** BEGIN ROWS **

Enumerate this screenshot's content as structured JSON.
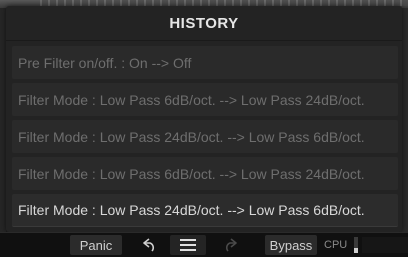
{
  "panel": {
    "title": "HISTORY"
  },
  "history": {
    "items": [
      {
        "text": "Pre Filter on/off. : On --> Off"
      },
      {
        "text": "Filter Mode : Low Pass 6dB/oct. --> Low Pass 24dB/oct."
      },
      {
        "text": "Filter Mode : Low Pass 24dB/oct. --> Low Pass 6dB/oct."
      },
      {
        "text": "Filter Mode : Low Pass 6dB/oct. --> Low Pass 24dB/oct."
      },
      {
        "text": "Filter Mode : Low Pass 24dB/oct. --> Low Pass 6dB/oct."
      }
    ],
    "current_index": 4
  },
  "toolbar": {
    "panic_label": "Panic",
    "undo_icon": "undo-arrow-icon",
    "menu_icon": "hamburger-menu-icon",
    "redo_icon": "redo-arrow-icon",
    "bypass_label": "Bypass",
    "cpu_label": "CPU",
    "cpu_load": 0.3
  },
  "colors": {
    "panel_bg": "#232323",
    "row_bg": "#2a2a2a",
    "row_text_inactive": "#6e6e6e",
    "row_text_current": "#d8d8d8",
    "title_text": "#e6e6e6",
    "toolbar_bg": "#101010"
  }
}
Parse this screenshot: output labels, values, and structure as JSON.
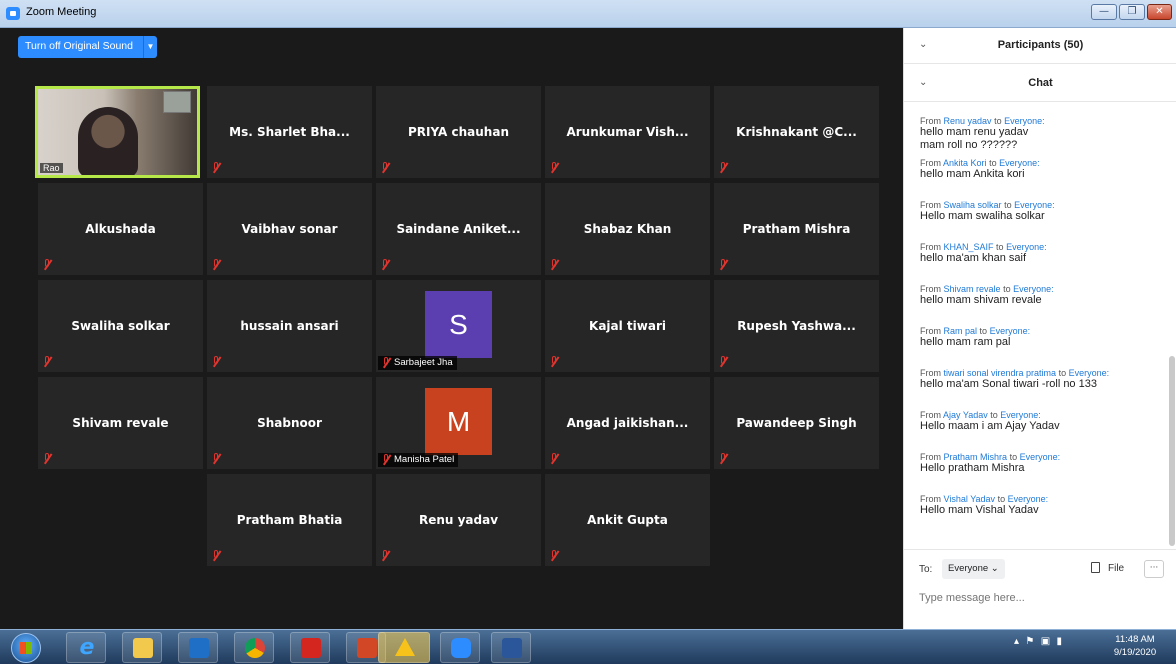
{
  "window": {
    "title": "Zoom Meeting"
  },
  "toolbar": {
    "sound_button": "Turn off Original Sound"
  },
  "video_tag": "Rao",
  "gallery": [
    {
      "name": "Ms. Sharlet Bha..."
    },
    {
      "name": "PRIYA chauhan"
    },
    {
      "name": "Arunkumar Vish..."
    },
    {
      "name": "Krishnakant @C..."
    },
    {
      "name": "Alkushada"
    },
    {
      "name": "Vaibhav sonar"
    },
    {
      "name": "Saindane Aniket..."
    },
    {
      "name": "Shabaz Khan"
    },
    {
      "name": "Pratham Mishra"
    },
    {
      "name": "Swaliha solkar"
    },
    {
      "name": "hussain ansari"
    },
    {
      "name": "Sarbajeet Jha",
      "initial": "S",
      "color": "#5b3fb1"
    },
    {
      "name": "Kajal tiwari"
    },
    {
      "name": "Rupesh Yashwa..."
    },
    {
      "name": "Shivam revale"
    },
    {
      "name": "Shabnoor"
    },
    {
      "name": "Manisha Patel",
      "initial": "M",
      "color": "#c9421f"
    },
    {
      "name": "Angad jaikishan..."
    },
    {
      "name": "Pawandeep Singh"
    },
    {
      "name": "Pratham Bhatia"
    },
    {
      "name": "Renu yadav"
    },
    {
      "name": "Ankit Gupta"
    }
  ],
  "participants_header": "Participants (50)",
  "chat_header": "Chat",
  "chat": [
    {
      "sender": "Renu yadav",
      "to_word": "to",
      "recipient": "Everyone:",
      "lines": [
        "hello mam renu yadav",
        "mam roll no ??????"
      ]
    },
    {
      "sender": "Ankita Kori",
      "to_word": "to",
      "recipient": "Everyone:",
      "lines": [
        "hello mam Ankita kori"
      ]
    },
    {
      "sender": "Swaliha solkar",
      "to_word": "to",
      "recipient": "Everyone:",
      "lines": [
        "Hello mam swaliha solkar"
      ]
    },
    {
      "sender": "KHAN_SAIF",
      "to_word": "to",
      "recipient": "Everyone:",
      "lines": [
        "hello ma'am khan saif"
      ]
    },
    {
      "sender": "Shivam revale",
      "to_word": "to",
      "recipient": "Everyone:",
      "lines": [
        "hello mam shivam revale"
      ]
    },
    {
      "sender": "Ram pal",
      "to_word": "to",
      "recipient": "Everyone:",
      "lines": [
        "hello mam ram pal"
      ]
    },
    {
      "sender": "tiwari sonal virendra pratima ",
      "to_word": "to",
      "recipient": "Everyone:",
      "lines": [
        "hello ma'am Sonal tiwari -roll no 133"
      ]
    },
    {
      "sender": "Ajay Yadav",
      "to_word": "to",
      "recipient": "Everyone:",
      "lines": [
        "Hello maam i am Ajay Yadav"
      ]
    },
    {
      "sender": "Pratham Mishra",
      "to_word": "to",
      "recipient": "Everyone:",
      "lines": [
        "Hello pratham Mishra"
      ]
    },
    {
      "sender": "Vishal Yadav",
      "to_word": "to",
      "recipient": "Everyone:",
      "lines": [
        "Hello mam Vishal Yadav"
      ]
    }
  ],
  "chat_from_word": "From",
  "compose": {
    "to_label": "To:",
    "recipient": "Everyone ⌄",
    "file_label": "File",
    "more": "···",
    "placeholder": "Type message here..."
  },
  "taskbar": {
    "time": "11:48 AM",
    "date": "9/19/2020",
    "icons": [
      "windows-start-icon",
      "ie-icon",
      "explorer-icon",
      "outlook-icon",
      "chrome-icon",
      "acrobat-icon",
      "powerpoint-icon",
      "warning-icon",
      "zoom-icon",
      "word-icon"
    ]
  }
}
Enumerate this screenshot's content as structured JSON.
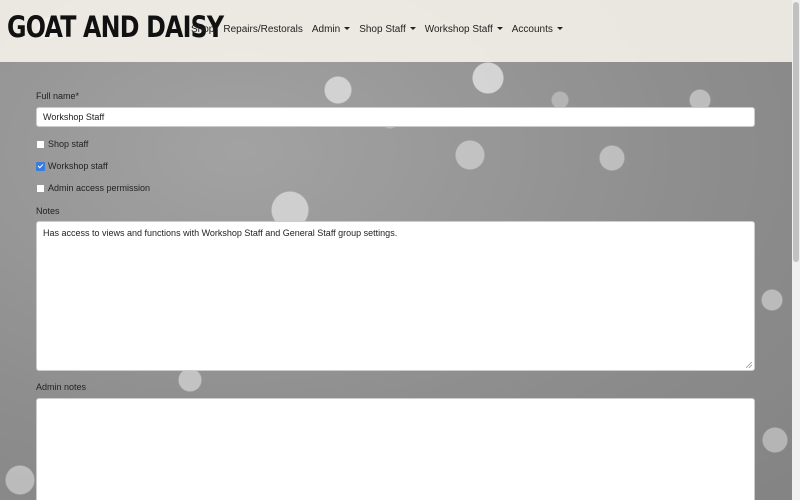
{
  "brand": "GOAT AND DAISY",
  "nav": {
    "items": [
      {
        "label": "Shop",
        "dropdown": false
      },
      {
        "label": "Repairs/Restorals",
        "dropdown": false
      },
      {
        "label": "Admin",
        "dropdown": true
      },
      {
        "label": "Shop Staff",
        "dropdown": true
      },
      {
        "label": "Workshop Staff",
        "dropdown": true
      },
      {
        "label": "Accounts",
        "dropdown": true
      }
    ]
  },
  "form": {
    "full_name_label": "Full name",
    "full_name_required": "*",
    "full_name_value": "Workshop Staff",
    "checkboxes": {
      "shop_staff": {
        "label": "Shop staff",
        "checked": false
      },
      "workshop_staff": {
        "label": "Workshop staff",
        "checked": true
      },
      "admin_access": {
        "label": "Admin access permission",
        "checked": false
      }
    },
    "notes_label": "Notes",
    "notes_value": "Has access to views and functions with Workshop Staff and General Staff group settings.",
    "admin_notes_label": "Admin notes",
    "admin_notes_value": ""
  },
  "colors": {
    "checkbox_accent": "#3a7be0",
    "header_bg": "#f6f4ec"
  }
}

** END ROWS **

AIM: Leave the pictures out and reproduce each record exactly as written.

COMPLETE OUTPUT:
Enumerate this screenshot's content as structured JSON.
{
  "panel": {
    "title": "HISTORY"
  },
  "history": {
    "items": [
      {
        "text": "Pre Filter on/off. : On --> Off"
      },
      {
        "text": "Filter Mode : Low Pass 6dB/oct. --> Low Pass 24dB/oct."
      },
      {
        "text": "Filter Mode : Low Pass 24dB/oct. --> Low Pass 6dB/oct."
      },
      {
        "text": "Filter Mode : Low Pass 6dB/oct. --> Low Pass 24dB/oct."
      },
      {
        "text": "Filter Mode : Low Pass 24dB/oct. --> Low Pass 6dB/oct."
      }
    ],
    "current_index": 4
  },
  "toolbar": {
    "panic_label": "Panic",
    "undo_icon": "undo-arrow-icon",
    "menu_icon": "hamburger-menu-icon",
    "redo_icon": "redo-arrow-icon",
    "bypass_label": "Bypass",
    "cpu_label": "CPU",
    "cpu_load": 0.3
  },
  "colors": {
    "panel_bg": "#232323",
    "row_bg": "#2a2a2a",
    "row_text_inactive": "#6e6e6e",
    "row_text_current": "#d8d8d8",
    "title_text": "#e6e6e6",
    "toolbar_bg": "#101010"
  }
}
Parse this screenshot: output labels, values, and structure as JSON.
{
  "window": {
    "title": "Zoom Meeting"
  },
  "toolbar": {
    "sound_button": "Turn off Original Sound"
  },
  "video_tag": "Rao",
  "gallery": [
    {
      "name": "Ms. Sharlet Bha..."
    },
    {
      "name": "PRIYA chauhan"
    },
    {
      "name": "Arunkumar Vish..."
    },
    {
      "name": "Krishnakant @C..."
    },
    {
      "name": "Alkushada"
    },
    {
      "name": "Vaibhav sonar"
    },
    {
      "name": "Saindane Aniket..."
    },
    {
      "name": "Shabaz Khan"
    },
    {
      "name": "Pratham Mishra"
    },
    {
      "name": "Swaliha solkar"
    },
    {
      "name": "hussain ansari"
    },
    {
      "name": "Sarbajeet Jha",
      "initial": "S",
      "color": "#5b3fb1"
    },
    {
      "name": "Kajal tiwari"
    },
    {
      "name": "Rupesh Yashwa..."
    },
    {
      "name": "Shivam revale"
    },
    {
      "name": "Shabnoor"
    },
    {
      "name": "Manisha Patel",
      "initial": "M",
      "color": "#c9421f"
    },
    {
      "name": "Angad jaikishan..."
    },
    {
      "name": "Pawandeep Singh"
    },
    {
      "name": "Pratham Bhatia"
    },
    {
      "name": "Renu yadav"
    },
    {
      "name": "Ankit Gupta"
    }
  ],
  "participants_header": "Participants (50)",
  "chat_header": "Chat",
  "chat": [
    {
      "sender": "Renu yadav",
      "to_word": "to",
      "recipient": "Everyone:",
      "lines": [
        "hello mam renu yadav",
        "mam roll no ??????"
      ]
    },
    {
      "sender": "Ankita Kori",
      "to_word": "to",
      "recipient": "Everyone:",
      "lines": [
        "hello mam Ankita kori"
      ]
    },
    {
      "sender": "Swaliha solkar",
      "to_word": "to",
      "recipient": "Everyone:",
      "lines": [
        "Hello mam swaliha solkar"
      ]
    },
    {
      "sender": "KHAN_SAIF",
      "to_word": "to",
      "recipient": "Everyone:",
      "lines": [
        "hello ma'am khan saif"
      ]
    },
    {
      "sender": "Shivam revale",
      "to_word": "to",
      "recipient": "Everyone:",
      "lines": [
        "hello mam shivam revale"
      ]
    },
    {
      "sender": "Ram pal",
      "to_word": "to",
      "recipient": "Everyone:",
      "lines": [
        "hello mam ram pal"
      ]
    },
    {
      "sender": "tiwari sonal virendra pratima ",
      "to_word": "to",
      "recipient": "Everyone:",
      "lines": [
        "hello ma'am Sonal tiwari -roll no 133"
      ]
    },
    {
      "sender": "Ajay Yadav",
      "to_word": "to",
      "recipient": "Everyone:",
      "lines": [
        "Hello maam i am Ajay Yadav"
      ]
    },
    {
      "sender": "Pratham Mishra",
      "to_word": "to",
      "recipient": "Everyone:",
      "lines": [
        "Hello pratham Mishra"
      ]
    },
    {
      "sender": "Vishal Yadav",
      "to_word": "to",
      "recipient": "Everyone:",
      "lines": [
        "Hello mam Vishal Yadav"
      ]
    }
  ],
  "chat_from_word": "From",
  "compose": {
    "to_label": "To:",
    "recipient": "Everyone ⌄",
    "file_label": "File",
    "more": "···",
    "placeholder": "Type message here..."
  },
  "taskbar": {
    "time": "11:48 AM",
    "date": "9/19/2020",
    "icons": [
      "windows-start-icon",
      "ie-icon",
      "explorer-icon",
      "outlook-icon",
      "chrome-icon",
      "acrobat-icon",
      "powerpoint-icon",
      "warning-icon",
      "zoom-icon",
      "word-icon"
    ]
  }
}
Enumerate this screenshot's content as structured JSON.
{
  "brand": "GOAT AND DAISY",
  "nav": {
    "items": [
      {
        "label": "Shop",
        "dropdown": false
      },
      {
        "label": "Repairs/Restorals",
        "dropdown": false
      },
      {
        "label": "Admin",
        "dropdown": true
      },
      {
        "label": "Shop Staff",
        "dropdown": true
      },
      {
        "label": "Workshop Staff",
        "dropdown": true
      },
      {
        "label": "Accounts",
        "dropdown": true
      }
    ]
  },
  "form": {
    "full_name_label": "Full name",
    "full_name_required": "*",
    "full_name_value": "Workshop Staff",
    "checkboxes": {
      "shop_staff": {
        "label": "Shop staff",
        "checked": false
      },
      "workshop_staff": {
        "label": "Workshop staff",
        "checked": true
      },
      "admin_access": {
        "label": "Admin access permission",
        "checked": false
      }
    },
    "notes_label": "Notes",
    "notes_value": "Has access to views and functions with Workshop Staff and General Staff group settings.",
    "admin_notes_label": "Admin notes",
    "admin_notes_value": ""
  },
  "colors": {
    "checkbox_accent": "#3a7be0",
    "header_bg": "#f6f4ec"
  }
}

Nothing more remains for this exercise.